━━ Excerpted data ━━

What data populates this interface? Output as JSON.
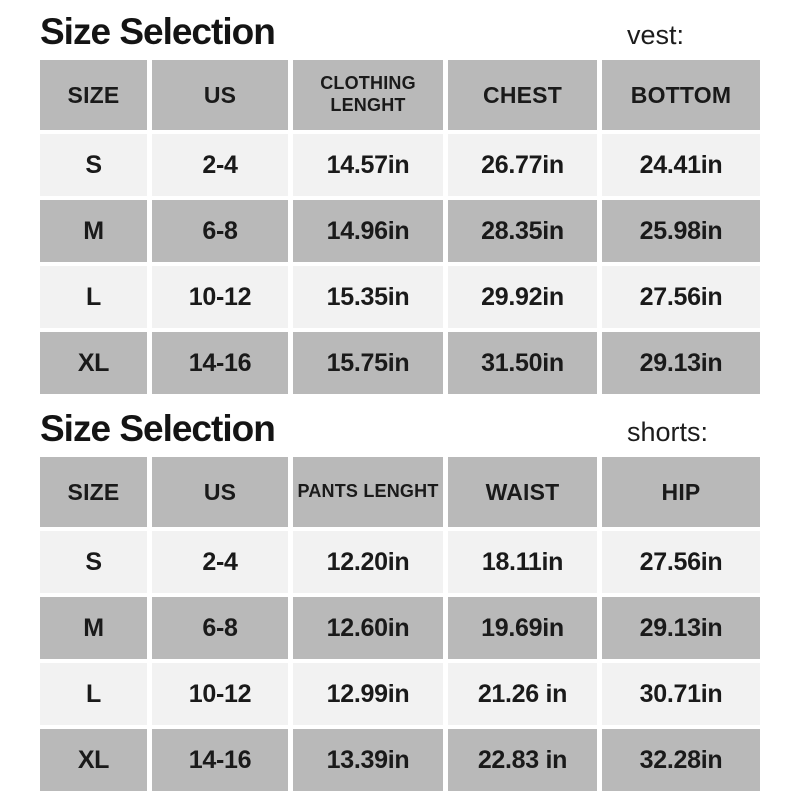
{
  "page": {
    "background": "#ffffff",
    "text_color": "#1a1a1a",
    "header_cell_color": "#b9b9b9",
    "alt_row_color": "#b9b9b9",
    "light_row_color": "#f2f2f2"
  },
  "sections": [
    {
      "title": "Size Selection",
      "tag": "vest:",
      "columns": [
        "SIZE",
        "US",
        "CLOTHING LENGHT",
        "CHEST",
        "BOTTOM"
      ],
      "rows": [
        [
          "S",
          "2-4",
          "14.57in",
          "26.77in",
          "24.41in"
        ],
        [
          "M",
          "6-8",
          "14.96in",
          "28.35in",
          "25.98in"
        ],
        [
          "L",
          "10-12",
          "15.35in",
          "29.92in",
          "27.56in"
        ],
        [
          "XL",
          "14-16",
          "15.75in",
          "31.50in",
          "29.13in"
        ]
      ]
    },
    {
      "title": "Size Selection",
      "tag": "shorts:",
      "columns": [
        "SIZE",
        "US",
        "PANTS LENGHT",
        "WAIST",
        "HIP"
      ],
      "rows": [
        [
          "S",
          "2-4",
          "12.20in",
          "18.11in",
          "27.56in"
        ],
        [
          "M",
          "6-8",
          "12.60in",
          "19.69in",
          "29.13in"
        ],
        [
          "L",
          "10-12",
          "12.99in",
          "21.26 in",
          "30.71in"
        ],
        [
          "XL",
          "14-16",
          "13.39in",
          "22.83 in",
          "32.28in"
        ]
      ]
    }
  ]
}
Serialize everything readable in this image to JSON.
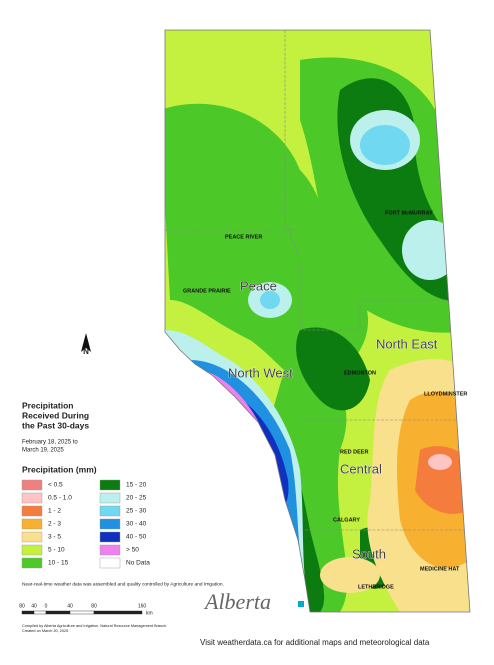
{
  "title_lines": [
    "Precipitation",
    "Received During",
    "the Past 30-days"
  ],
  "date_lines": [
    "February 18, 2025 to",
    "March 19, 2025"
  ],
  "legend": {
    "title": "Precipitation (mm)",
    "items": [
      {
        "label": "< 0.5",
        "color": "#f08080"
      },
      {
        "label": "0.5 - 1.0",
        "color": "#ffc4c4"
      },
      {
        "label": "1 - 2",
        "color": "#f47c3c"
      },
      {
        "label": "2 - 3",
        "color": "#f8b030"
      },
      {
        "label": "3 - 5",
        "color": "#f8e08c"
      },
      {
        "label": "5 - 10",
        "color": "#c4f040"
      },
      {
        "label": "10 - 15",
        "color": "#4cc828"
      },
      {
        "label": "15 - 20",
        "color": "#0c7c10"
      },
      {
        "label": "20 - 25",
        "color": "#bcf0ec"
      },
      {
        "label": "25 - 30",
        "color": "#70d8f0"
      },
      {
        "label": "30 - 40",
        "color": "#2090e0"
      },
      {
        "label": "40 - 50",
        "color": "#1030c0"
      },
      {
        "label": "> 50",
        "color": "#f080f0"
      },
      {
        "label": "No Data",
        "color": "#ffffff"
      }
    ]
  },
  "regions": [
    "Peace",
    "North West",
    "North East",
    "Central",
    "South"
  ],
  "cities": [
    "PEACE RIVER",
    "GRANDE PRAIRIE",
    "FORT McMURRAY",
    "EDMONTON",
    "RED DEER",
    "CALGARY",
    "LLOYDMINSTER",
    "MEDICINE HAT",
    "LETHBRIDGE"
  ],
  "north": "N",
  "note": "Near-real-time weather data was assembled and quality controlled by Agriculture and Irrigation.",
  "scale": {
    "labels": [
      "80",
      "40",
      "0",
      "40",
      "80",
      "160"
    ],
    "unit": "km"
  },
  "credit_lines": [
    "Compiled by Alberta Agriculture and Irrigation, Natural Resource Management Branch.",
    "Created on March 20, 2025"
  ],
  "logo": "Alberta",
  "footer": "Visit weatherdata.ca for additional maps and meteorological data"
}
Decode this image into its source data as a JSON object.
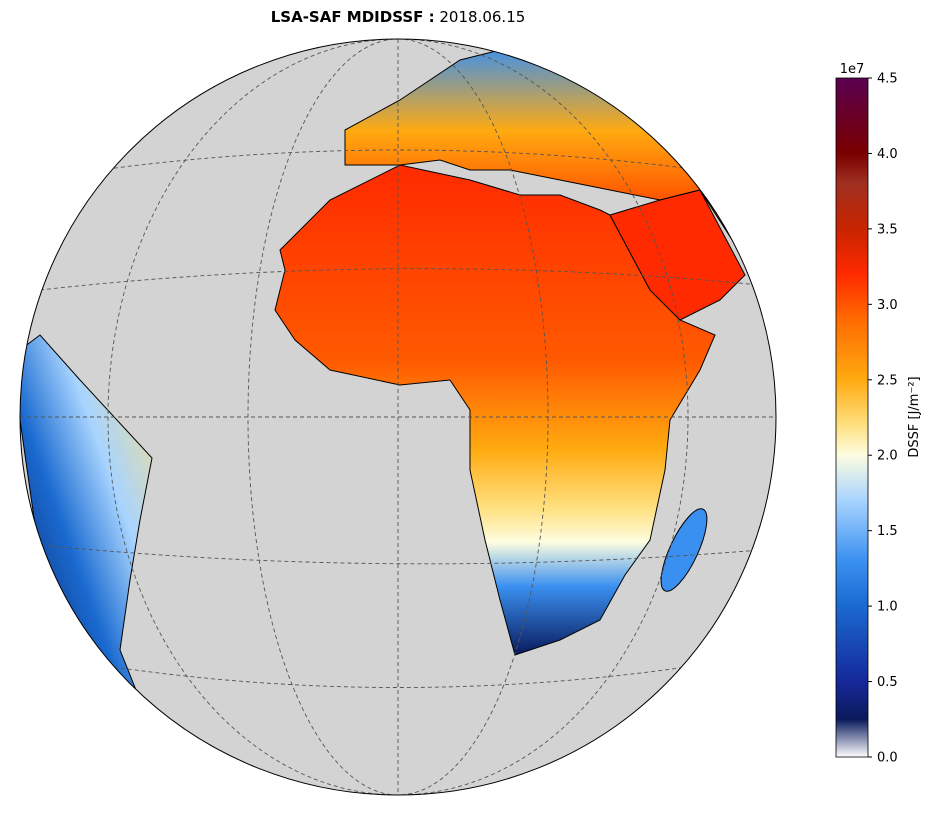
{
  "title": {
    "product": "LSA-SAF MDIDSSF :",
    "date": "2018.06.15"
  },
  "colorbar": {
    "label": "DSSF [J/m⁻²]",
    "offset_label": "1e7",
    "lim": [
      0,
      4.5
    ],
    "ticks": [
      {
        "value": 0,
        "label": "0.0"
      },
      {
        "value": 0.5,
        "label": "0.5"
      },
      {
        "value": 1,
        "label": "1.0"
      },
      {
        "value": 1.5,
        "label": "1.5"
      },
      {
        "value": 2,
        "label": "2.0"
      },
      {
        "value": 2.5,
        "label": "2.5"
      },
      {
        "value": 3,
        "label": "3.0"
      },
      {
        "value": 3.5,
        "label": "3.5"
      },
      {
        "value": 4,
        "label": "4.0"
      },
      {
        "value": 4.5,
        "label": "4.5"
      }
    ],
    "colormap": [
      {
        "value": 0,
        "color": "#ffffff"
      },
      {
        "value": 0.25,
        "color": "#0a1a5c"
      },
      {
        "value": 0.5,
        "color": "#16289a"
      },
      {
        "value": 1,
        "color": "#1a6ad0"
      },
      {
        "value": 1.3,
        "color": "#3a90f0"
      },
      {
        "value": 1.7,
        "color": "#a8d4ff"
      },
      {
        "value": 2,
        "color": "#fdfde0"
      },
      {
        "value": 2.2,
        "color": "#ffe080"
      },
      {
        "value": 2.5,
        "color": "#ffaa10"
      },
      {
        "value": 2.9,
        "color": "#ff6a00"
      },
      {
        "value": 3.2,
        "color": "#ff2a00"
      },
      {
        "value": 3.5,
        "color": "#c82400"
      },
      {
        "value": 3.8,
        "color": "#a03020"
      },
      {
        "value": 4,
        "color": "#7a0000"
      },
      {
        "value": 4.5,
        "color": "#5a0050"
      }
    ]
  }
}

━━━
━━ Excerpted data ━━

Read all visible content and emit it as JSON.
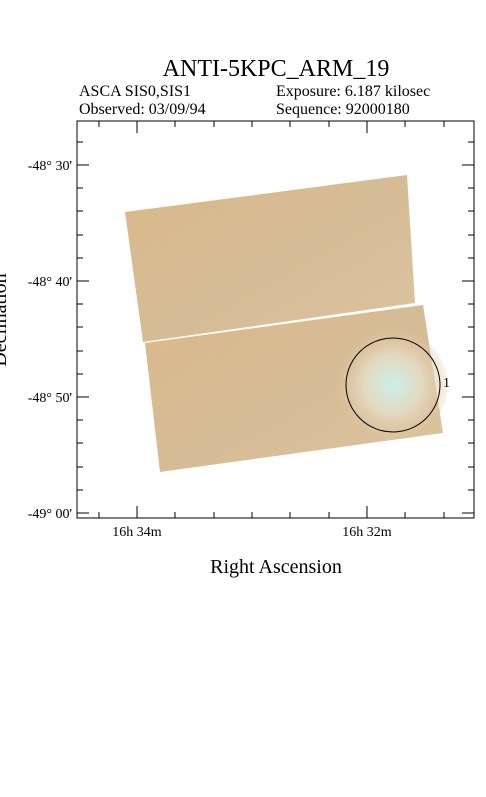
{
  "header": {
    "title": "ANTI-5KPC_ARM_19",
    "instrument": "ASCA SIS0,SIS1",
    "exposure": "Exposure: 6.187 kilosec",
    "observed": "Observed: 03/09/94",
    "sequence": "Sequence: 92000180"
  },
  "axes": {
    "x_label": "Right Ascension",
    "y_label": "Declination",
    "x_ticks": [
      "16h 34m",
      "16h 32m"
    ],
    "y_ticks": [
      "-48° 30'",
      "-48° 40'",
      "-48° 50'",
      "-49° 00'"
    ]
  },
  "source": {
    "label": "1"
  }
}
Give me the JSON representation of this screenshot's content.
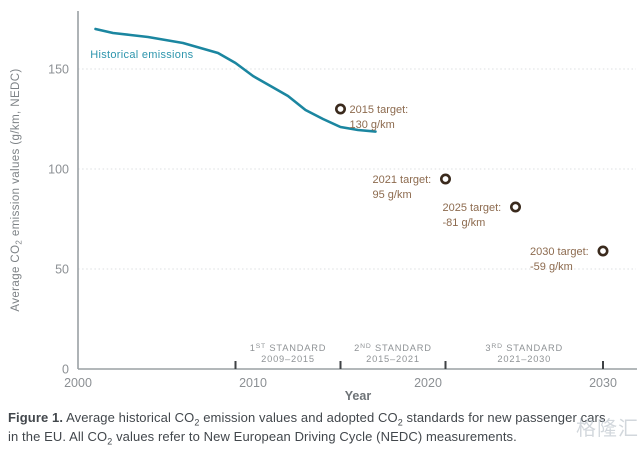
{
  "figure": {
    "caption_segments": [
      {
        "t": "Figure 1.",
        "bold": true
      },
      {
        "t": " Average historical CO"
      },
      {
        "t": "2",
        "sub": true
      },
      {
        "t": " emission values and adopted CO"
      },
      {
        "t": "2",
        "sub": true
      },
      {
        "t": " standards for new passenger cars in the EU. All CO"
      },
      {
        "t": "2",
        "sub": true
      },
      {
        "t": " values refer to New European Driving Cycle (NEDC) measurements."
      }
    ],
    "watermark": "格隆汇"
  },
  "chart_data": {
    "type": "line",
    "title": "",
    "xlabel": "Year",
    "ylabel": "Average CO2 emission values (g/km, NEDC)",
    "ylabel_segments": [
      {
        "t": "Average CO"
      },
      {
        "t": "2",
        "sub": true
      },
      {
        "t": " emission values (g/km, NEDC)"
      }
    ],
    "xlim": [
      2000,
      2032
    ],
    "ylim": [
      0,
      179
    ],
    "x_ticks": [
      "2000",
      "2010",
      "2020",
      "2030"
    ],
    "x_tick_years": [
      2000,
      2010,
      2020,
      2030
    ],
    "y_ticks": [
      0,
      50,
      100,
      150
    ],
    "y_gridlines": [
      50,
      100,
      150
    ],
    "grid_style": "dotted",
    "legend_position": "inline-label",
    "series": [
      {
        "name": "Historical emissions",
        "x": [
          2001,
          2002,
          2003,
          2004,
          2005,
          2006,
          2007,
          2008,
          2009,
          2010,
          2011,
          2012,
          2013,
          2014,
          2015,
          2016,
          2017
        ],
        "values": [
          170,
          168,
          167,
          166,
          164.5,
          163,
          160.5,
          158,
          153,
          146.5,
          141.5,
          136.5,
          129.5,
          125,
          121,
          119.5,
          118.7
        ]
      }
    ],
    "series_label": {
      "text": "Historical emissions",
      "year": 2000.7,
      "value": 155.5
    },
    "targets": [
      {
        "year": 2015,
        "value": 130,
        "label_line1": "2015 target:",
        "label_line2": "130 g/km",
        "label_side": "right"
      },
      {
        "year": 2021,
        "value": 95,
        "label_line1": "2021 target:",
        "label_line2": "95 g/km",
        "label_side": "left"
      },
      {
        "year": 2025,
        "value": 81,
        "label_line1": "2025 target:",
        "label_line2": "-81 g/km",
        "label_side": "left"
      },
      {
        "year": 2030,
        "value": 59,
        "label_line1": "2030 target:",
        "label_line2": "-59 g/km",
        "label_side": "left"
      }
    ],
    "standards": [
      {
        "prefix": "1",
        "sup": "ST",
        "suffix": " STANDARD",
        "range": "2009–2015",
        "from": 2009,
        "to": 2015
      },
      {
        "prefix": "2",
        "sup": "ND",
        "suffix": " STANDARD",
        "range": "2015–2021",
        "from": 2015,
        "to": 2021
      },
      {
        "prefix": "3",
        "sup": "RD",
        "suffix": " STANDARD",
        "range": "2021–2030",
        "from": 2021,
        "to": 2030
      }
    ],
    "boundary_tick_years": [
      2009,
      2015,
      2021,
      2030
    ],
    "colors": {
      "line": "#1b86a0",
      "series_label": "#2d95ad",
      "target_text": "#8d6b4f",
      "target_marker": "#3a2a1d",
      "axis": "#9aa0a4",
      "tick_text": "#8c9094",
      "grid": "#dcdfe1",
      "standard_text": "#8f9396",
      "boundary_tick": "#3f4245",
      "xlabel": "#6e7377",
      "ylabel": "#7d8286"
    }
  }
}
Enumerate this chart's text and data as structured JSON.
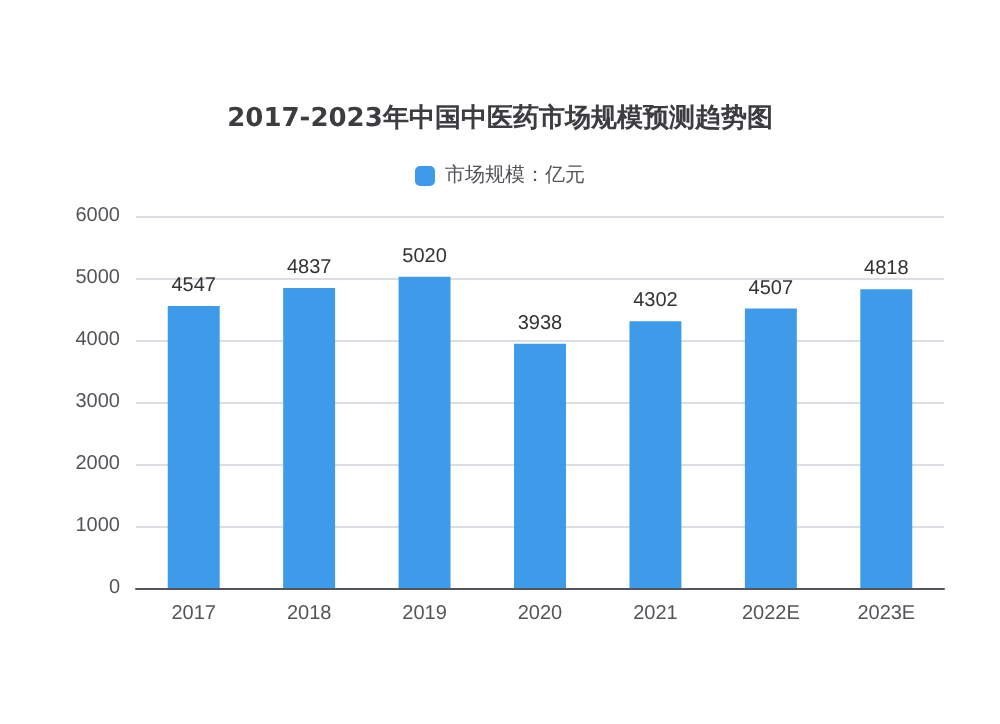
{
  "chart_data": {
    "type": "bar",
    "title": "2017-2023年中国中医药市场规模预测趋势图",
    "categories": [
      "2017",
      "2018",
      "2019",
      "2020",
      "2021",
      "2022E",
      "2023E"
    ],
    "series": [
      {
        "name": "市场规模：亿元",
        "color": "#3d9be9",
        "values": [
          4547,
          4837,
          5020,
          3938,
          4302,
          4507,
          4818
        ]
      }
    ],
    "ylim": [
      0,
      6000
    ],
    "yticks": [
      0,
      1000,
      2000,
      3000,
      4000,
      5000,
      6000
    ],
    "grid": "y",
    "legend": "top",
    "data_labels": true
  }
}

━━━
━━ Excerpted data ━━

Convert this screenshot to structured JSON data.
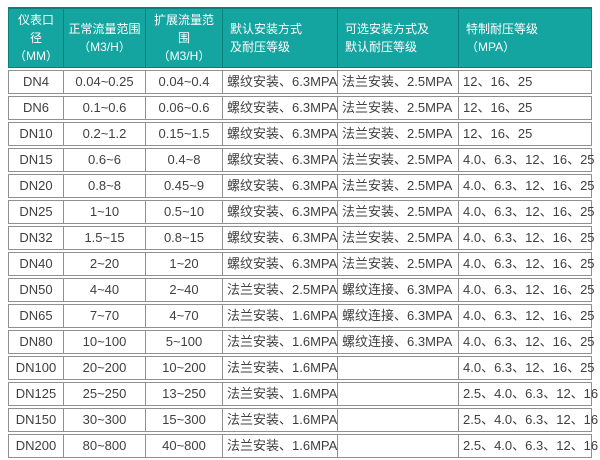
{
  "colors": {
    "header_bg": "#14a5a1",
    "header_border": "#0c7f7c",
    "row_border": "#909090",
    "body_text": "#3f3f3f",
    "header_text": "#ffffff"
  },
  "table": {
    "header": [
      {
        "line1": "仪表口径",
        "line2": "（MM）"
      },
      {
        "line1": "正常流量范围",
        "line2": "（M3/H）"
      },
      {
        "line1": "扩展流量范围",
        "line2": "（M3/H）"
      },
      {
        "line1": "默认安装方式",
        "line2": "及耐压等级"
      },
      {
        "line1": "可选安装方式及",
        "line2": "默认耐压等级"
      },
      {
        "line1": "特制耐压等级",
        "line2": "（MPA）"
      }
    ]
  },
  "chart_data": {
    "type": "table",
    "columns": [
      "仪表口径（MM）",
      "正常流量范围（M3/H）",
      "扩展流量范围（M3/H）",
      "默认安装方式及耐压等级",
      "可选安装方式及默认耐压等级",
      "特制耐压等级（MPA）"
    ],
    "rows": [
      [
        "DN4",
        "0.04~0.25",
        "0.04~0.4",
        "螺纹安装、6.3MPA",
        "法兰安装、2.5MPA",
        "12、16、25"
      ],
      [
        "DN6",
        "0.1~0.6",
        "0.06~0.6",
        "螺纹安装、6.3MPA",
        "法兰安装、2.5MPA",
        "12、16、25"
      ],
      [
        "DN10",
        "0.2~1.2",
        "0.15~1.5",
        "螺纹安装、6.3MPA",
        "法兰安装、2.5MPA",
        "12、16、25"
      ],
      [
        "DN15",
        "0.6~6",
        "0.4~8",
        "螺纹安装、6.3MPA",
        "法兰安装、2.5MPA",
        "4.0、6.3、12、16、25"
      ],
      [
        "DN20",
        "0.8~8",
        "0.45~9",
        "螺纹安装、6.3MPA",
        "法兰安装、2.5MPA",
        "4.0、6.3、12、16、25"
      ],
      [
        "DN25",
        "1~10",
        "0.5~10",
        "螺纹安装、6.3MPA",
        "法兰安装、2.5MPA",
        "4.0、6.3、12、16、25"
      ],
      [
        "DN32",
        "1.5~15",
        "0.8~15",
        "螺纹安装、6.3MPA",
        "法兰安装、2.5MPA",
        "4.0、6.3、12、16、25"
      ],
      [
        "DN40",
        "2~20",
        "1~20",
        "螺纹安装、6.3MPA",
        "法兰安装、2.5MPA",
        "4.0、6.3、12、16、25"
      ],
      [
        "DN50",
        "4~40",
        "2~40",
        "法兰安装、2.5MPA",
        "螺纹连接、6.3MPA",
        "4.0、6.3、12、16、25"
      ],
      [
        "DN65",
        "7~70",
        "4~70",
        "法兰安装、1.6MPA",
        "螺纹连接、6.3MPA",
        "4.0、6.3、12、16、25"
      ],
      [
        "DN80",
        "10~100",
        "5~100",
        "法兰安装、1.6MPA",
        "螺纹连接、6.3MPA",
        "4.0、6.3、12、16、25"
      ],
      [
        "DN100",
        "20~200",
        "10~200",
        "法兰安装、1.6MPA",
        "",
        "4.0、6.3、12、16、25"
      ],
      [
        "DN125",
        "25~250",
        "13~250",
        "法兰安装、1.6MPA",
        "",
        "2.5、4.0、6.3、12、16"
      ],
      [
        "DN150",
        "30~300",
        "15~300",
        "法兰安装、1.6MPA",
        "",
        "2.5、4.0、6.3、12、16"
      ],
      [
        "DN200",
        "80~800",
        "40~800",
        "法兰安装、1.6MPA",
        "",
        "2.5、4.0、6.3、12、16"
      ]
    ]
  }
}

━━━

## Written exercise
Give the number of lines in the material above that have the word "NEDC" in them, and nothing more.

## Response
3